(Records from a data source)
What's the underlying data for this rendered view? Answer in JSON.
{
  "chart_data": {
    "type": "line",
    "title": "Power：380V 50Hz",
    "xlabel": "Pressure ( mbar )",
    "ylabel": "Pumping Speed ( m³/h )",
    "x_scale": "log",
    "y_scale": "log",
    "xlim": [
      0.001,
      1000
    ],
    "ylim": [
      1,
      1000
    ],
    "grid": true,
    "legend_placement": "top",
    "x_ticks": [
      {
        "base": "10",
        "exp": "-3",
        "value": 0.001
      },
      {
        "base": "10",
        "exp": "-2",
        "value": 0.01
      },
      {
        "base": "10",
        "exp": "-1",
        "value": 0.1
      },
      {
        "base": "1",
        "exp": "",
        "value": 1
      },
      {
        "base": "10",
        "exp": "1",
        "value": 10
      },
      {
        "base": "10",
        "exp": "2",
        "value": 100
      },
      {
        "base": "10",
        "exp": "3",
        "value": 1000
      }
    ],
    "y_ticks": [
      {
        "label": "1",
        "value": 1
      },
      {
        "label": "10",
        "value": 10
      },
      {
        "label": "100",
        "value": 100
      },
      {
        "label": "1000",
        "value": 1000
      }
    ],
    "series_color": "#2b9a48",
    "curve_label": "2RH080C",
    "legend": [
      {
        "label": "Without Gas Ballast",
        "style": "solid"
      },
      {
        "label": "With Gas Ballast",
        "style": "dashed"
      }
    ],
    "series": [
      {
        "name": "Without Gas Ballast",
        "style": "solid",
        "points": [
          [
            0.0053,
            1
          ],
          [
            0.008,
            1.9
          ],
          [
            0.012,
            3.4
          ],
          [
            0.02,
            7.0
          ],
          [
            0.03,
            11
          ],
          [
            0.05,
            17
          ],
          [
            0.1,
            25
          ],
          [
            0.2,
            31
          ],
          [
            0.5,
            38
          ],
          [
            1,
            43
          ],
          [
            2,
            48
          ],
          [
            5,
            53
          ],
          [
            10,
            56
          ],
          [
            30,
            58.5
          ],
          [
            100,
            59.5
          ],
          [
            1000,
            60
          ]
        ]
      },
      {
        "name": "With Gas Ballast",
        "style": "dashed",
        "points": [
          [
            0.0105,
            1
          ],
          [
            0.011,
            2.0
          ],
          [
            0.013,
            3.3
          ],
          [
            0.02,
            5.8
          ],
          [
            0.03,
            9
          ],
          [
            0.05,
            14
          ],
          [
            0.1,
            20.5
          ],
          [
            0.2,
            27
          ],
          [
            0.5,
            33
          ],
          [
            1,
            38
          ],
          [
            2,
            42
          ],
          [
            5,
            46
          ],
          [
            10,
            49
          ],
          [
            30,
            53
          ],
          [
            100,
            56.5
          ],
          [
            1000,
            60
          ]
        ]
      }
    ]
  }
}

_EXERCISE_
Exactly as shown above, return every record.

_EXPECTED ANSWER_
What's the underlying data for this rendered view? Answer in JSON.
{
  "chart_data": {
    "type": "line",
    "title": "Power：380V 50Hz",
    "xlabel": "Pressure ( mbar )",
    "ylabel": "Pumping Speed ( m³/h )",
    "x_scale": "log",
    "y_scale": "log",
    "xlim": [
      0.001,
      1000
    ],
    "ylim": [
      1,
      1000
    ],
    "grid": true,
    "legend_placement": "top",
    "x_ticks": [
      {
        "base": "10",
        "exp": "-3",
        "value": 0.001
      },
      {
        "base": "10",
        "exp": "-2",
        "value": 0.01
      },
      {
        "base": "10",
        "exp": "-1",
        "value": 0.1
      },
      {
        "base": "1",
        "exp": "",
        "value": 1
      },
      {
        "base": "10",
        "exp": "1",
        "value": 10
      },
      {
        "base": "10",
        "exp": "2",
        "value": 100
      },
      {
        "base": "10",
        "exp": "3",
        "value": 1000
      }
    ],
    "y_ticks": [
      {
        "label": "1",
        "value": 1
      },
      {
        "label": "10",
        "value": 10
      },
      {
        "label": "100",
        "value": 100
      },
      {
        "label": "1000",
        "value": 1000
      }
    ],
    "series_color": "#2b9a48",
    "curve_label": "2RH080C",
    "legend": [
      {
        "label": "Without Gas Ballast",
        "style": "solid"
      },
      {
        "label": "With Gas Ballast",
        "style": "dashed"
      }
    ],
    "series": [
      {
        "name": "Without Gas Ballast",
        "style": "solid",
        "points": [
          [
            0.0053,
            1
          ],
          [
            0.008,
            1.9
          ],
          [
            0.012,
            3.4
          ],
          [
            0.02,
            7.0
          ],
          [
            0.03,
            11
          ],
          [
            0.05,
            17
          ],
          [
            0.1,
            25
          ],
          [
            0.2,
            31
          ],
          [
            0.5,
            38
          ],
          [
            1,
            43
          ],
          [
            2,
            48
          ],
          [
            5,
            53
          ],
          [
            10,
            56
          ],
          [
            30,
            58.5
          ],
          [
            100,
            59.5
          ],
          [
            1000,
            60
          ]
        ]
      },
      {
        "name": "With Gas Ballast",
        "style": "dashed",
        "points": [
          [
            0.0105,
            1
          ],
          [
            0.011,
            2.0
          ],
          [
            0.013,
            3.3
          ],
          [
            0.02,
            5.8
          ],
          [
            0.03,
            9
          ],
          [
            0.05,
            14
          ],
          [
            0.1,
            20.5
          ],
          [
            0.2,
            27
          ],
          [
            0.5,
            33
          ],
          [
            1,
            38
          ],
          [
            2,
            42
          ],
          [
            5,
            46
          ],
          [
            10,
            49
          ],
          [
            30,
            53
          ],
          [
            100,
            56.5
          ],
          [
            1000,
            60
          ]
        ]
      }
    ]
  }
}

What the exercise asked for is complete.